Work to be completed - Look through the lines below and extract any with the word "درمعنی".

Listed records -
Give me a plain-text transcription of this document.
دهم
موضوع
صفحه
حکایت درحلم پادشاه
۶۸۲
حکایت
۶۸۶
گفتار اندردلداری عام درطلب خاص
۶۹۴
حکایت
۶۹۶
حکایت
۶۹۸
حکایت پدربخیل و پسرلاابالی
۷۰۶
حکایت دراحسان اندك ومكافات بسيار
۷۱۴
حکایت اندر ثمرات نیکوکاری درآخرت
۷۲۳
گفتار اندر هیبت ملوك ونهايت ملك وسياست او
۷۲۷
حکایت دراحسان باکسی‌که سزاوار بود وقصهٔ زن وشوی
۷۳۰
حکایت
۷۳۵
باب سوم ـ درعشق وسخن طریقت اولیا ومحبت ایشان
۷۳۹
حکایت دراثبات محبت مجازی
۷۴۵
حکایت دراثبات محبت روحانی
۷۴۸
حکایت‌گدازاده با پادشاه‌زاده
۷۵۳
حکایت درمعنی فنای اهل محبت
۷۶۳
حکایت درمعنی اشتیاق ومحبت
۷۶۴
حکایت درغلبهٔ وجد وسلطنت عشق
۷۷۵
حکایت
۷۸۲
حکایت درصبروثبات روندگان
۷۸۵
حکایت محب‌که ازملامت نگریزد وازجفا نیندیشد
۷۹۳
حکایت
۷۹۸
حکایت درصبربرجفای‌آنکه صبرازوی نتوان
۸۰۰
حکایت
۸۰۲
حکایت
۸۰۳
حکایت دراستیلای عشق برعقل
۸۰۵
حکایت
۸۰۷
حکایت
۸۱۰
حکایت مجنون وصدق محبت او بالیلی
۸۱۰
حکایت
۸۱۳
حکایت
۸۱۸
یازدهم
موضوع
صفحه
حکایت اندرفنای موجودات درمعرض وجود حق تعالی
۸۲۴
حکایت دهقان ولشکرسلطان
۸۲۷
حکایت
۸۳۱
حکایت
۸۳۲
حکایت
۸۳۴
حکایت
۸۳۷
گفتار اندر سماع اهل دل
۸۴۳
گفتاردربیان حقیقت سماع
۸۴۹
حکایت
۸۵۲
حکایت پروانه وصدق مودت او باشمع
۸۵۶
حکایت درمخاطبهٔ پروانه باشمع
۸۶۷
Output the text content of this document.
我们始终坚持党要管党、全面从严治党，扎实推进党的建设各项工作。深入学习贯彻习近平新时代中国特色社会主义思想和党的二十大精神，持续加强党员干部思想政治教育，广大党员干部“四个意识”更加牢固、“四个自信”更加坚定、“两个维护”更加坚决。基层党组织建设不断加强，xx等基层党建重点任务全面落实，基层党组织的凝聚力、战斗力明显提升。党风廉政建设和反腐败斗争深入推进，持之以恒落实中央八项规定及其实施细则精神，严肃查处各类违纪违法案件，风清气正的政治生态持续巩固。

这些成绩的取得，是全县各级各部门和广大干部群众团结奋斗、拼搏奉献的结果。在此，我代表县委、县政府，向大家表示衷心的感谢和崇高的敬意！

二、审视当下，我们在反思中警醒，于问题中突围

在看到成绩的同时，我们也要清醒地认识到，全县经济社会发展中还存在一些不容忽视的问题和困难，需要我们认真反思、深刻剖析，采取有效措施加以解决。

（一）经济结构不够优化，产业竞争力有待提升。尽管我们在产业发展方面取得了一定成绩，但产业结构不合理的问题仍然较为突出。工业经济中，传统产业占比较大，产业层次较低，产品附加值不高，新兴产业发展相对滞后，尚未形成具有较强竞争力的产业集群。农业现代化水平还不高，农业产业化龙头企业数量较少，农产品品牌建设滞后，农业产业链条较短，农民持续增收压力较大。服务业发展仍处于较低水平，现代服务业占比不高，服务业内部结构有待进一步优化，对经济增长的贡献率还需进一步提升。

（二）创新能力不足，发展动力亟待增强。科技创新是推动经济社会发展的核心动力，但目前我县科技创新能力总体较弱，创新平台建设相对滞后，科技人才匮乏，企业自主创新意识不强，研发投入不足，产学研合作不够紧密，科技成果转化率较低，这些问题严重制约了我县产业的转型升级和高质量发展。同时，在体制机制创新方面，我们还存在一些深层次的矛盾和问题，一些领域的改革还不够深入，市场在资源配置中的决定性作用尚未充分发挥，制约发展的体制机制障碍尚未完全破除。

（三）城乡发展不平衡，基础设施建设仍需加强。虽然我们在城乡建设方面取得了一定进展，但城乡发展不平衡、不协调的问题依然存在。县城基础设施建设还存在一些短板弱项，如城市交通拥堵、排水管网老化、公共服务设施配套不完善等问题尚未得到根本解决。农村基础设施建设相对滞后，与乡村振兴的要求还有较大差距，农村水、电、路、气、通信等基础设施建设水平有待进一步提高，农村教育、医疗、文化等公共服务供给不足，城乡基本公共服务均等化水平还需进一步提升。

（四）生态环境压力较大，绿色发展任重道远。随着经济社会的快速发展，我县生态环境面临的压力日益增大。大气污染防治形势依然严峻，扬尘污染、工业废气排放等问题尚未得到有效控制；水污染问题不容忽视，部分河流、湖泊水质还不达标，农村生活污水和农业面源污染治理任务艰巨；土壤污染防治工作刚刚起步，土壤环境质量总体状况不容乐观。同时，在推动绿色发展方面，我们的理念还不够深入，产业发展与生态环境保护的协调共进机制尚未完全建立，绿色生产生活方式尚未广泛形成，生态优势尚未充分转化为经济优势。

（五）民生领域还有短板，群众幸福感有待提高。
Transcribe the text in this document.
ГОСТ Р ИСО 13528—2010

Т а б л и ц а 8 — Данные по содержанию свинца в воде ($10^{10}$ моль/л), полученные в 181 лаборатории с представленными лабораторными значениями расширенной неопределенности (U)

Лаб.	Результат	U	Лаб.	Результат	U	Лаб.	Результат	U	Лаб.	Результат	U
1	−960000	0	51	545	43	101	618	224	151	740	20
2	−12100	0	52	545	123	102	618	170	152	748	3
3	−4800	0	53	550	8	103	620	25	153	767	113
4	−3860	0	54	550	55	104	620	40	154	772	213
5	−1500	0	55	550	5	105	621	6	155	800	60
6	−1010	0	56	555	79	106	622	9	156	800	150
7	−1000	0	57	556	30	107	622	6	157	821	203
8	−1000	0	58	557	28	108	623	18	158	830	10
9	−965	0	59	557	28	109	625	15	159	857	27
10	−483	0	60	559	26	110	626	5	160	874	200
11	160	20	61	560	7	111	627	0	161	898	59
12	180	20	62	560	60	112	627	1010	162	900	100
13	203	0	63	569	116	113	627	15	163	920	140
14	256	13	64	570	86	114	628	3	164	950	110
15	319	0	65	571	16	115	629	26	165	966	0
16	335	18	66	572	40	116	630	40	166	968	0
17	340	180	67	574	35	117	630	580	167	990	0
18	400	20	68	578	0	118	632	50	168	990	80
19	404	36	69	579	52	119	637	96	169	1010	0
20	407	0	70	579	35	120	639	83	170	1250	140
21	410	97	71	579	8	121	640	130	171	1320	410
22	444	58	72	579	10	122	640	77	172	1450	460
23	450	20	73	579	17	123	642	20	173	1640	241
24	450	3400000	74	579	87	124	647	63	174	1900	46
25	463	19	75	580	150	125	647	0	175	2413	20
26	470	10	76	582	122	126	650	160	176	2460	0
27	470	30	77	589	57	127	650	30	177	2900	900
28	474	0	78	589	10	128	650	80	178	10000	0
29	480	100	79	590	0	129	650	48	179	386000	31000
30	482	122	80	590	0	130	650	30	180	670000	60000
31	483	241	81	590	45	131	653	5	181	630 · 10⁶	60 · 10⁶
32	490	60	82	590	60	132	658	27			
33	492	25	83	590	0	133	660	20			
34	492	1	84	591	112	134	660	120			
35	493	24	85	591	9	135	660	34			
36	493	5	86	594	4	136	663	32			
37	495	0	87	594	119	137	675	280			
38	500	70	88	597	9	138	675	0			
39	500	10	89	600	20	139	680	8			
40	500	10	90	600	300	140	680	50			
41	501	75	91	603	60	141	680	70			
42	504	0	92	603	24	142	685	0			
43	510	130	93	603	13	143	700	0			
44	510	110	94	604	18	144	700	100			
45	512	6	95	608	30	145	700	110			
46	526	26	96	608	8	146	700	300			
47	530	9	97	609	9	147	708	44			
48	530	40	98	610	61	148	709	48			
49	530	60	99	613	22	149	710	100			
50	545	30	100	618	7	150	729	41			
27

Finished answer -
حکایت درمعنی فنای اهل محبت
حکایت درمعنی اشتیاق ومحبت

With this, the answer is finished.